## Task directions
Copy out all of the material, matching it word for word.

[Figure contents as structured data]
Start

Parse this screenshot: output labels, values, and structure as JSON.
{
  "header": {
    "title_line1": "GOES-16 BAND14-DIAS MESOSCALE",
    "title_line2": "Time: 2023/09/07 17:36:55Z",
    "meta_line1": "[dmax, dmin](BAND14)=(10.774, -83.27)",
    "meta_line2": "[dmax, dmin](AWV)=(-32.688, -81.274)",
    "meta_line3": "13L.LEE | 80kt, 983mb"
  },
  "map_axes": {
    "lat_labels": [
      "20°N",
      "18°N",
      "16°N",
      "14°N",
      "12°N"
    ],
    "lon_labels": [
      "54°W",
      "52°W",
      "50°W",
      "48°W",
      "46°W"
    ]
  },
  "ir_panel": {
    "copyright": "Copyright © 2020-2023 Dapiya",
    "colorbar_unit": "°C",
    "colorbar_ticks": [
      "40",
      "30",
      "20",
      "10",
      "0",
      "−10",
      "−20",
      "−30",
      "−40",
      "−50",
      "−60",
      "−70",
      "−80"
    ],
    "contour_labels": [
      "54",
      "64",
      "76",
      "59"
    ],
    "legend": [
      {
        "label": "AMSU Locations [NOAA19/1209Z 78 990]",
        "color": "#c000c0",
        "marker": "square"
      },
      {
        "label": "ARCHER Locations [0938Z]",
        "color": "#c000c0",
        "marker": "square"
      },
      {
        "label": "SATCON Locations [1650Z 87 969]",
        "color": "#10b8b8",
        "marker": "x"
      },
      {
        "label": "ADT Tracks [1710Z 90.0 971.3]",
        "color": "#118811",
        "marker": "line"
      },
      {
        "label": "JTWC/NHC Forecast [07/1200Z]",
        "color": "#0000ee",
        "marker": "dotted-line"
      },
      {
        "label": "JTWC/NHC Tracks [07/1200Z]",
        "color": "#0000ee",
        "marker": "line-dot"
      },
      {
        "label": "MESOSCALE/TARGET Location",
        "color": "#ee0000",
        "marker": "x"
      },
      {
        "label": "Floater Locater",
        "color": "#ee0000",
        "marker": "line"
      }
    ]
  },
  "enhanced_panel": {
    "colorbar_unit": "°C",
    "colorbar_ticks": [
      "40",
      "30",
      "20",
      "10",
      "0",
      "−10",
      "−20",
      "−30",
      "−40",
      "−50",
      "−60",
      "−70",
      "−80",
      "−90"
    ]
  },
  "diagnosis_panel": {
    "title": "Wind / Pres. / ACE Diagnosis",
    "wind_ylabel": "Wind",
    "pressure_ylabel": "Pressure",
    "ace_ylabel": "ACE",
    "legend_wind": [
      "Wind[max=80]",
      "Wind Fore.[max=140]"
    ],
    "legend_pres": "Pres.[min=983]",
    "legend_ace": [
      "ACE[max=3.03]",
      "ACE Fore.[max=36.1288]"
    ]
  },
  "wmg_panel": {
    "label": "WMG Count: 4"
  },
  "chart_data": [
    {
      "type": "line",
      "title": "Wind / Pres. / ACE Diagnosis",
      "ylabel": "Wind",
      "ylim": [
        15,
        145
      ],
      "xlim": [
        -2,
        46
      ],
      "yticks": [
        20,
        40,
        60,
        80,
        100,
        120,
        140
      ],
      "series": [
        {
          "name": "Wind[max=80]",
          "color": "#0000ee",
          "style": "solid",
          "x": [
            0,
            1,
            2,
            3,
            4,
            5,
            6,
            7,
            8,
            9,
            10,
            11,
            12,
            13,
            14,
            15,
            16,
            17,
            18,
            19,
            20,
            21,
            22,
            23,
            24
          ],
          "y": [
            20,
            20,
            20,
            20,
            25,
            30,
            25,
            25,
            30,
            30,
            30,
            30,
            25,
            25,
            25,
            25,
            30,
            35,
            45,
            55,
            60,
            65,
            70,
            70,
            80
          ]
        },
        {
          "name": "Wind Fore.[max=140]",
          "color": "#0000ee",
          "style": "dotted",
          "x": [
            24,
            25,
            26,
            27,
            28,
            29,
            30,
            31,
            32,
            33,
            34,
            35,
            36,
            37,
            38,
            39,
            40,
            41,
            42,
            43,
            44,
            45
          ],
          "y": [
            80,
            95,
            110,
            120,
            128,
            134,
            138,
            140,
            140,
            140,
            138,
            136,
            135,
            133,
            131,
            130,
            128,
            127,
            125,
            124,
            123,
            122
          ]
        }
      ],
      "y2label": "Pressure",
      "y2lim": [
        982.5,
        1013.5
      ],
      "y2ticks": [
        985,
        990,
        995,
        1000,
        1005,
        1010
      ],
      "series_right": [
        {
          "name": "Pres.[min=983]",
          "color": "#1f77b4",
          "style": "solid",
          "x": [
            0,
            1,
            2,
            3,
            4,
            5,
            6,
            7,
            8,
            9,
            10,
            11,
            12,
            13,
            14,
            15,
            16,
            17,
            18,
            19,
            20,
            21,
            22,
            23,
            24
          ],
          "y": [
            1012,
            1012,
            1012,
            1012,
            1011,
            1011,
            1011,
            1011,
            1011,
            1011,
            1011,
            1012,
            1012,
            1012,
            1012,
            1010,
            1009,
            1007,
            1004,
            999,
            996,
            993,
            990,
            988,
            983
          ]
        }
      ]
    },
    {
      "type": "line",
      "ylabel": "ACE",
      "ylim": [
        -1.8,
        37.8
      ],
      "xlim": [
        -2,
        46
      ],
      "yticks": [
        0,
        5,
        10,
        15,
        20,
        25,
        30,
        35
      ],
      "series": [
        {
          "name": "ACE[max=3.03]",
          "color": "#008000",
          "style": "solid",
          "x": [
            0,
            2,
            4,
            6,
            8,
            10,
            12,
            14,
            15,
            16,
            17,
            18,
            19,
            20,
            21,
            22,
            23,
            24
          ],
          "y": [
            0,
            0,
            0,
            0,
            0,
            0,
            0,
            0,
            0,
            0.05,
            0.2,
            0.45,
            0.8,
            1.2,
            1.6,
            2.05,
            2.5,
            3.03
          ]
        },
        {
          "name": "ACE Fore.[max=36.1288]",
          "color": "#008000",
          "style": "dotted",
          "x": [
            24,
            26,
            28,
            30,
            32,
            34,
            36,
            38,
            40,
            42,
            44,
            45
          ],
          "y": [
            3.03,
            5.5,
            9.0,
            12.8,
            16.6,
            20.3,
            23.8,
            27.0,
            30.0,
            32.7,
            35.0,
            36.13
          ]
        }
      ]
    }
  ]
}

End

## Task result
Parse this screenshot: output labels, values, and structure as JSON.
{
  "header": {
    "title_line1": "GOES-16 BAND14-DIAS MESOSCALE",
    "title_line2": "Time: 2023/09/07 17:36:55Z",
    "meta_line1": "[dmax, dmin](BAND14)=(10.774, -83.27)",
    "meta_line2": "[dmax, dmin](AWV)=(-32.688, -81.274)",
    "meta_line3": "13L.LEE | 80kt, 983mb"
  },
  "map_axes": {
    "lat_labels": [
      "20°N",
      "18°N",
      "16°N",
      "14°N",
      "12°N"
    ],
    "lon_labels": [
      "54°W",
      "52°W",
      "50°W",
      "48°W",
      "46°W"
    ]
  },
  "ir_panel": {
    "copyright": "Copyright © 2020-2023 Dapiya",
    "colorbar_unit": "°C",
    "colorbar_ticks": [
      "40",
      "30",
      "20",
      "10",
      "0",
      "−10",
      "−20",
      "−30",
      "−40",
      "−50",
      "−60",
      "−70",
      "−80"
    ],
    "contour_labels": [
      "54",
      "64",
      "76",
      "59"
    ],
    "legend": [
      {
        "label": "AMSU Locations [NOAA19/1209Z 78 990]",
        "color": "#c000c0",
        "marker": "square"
      },
      {
        "label": "ARCHER Locations [0938Z]",
        "color": "#c000c0",
        "marker": "square"
      },
      {
        "label": "SATCON Locations [1650Z 87 969]",
        "color": "#10b8b8",
        "marker": "x"
      },
      {
        "label": "ADT Tracks [1710Z 90.0 971.3]",
        "color": "#118811",
        "marker": "line"
      },
      {
        "label": "JTWC/NHC Forecast [07/1200Z]",
        "color": "#0000ee",
        "marker": "dotted-line"
      },
      {
        "label": "JTWC/NHC Tracks [07/1200Z]",
        "color": "#0000ee",
        "marker": "line-dot"
      },
      {
        "label": "MESOSCALE/TARGET Location",
        "color": "#ee0000",
        "marker": "x"
      },
      {
        "label": "Floater Locater",
        "color": "#ee0000",
        "marker": "line"
      }
    ]
  },
  "enhanced_panel": {
    "colorbar_unit": "°C",
    "colorbar_ticks": [
      "40",
      "30",
      "20",
      "10",
      "0",
      "−10",
      "−20",
      "−30",
      "−40",
      "−50",
      "−60",
      "−70",
      "−80",
      "−90"
    ]
  },
  "diagnosis_panel": {
    "title": "Wind / Pres. / ACE Diagnosis",
    "wind_ylabel": "Wind",
    "pressure_ylabel": "Pressure",
    "ace_ylabel": "ACE",
    "legend_wind": [
      "Wind[max=80]",
      "Wind Fore.[max=140]"
    ],
    "legend_pres": "Pres.[min=983]",
    "legend_ace": [
      "ACE[max=3.03]",
      "ACE Fore.[max=36.1288]"
    ]
  },
  "wmg_panel": {
    "label": "WMG Count: 4"
  },
  "chart_data": [
    {
      "type": "line",
      "title": "Wind / Pres. / ACE Diagnosis",
      "ylabel": "Wind",
      "ylim": [
        15,
        145
      ],
      "xlim": [
        -2,
        46
      ],
      "yticks": [
        20,
        40,
        60,
        80,
        100,
        120,
        140
      ],
      "series": [
        {
          "name": "Wind[max=80]",
          "color": "#0000ee",
          "style": "solid",
          "x": [
            0,
            1,
            2,
            3,
            4,
            5,
            6,
            7,
            8,
            9,
            10,
            11,
            12,
            13,
            14,
            15,
            16,
            17,
            18,
            19,
            20,
            21,
            22,
            23,
            24
          ],
          "y": [
            20,
            20,
            20,
            20,
            25,
            30,
            25,
            25,
            30,
            30,
            30,
            30,
            25,
            25,
            25,
            25,
            30,
            35,
            45,
            55,
            60,
            65,
            70,
            70,
            80
          ]
        },
        {
          "name": "Wind Fore.[max=140]",
          "color": "#0000ee",
          "style": "dotted",
          "x": [
            24,
            25,
            26,
            27,
            28,
            29,
            30,
            31,
            32,
            33,
            34,
            35,
            36,
            37,
            38,
            39,
            40,
            41,
            42,
            43,
            44,
            45
          ],
          "y": [
            80,
            95,
            110,
            120,
            128,
            134,
            138,
            140,
            140,
            140,
            138,
            136,
            135,
            133,
            131,
            130,
            128,
            127,
            125,
            124,
            123,
            122
          ]
        }
      ],
      "y2label": "Pressure",
      "y2lim": [
        982.5,
        1013.5
      ],
      "y2ticks": [
        985,
        990,
        995,
        1000,
        1005,
        1010
      ],
      "series_right": [
        {
          "name": "Pres.[min=983]",
          "color": "#1f77b4",
          "style": "solid",
          "x": [
            0,
            1,
            2,
            3,
            4,
            5,
            6,
            7,
            8,
            9,
            10,
            11,
            12,
            13,
            14,
            15,
            16,
            17,
            18,
            19,
            20,
            21,
            22,
            23,
            24
          ],
          "y": [
            1012,
            1012,
            1012,
            1012,
            1011,
            1011,
            1011,
            1011,
            1011,
            1011,
            1011,
            1012,
            1012,
            1012,
            1012,
            1010,
            1009,
            1007,
            1004,
            999,
            996,
            993,
            990,
            988,
            983
          ]
        }
      ]
    },
    {
      "type": "line",
      "ylabel": "ACE",
      "ylim": [
        -1.8,
        37.8
      ],
      "xlim": [
        -2,
        46
      ],
      "yticks": [
        0,
        5,
        10,
        15,
        20,
        25,
        30,
        35
      ],
      "series": [
        {
          "name": "ACE[max=3.03]",
          "color": "#008000",
          "style": "solid",
          "x": [
            0,
            2,
            4,
            6,
            8,
            10,
            12,
            14,
            15,
            16,
            17,
            18,
            19,
            20,
            21,
            22,
            23,
            24
          ],
          "y": [
            0,
            0,
            0,
            0,
            0,
            0,
            0,
            0,
            0,
            0.05,
            0.2,
            0.45,
            0.8,
            1.2,
            1.6,
            2.05,
            2.5,
            3.03
          ]
        },
        {
          "name": "ACE Fore.[max=36.1288]",
          "color": "#008000",
          "style": "dotted",
          "x": [
            24,
            26,
            28,
            30,
            32,
            34,
            36,
            38,
            40,
            42,
            44,
            45
          ],
          "y": [
            3.03,
            5.5,
            9.0,
            12.8,
            16.6,
            20.3,
            23.8,
            27.0,
            30.0,
            32.7,
            35.0,
            36.13
          ]
        }
      ]
    }
  ]
}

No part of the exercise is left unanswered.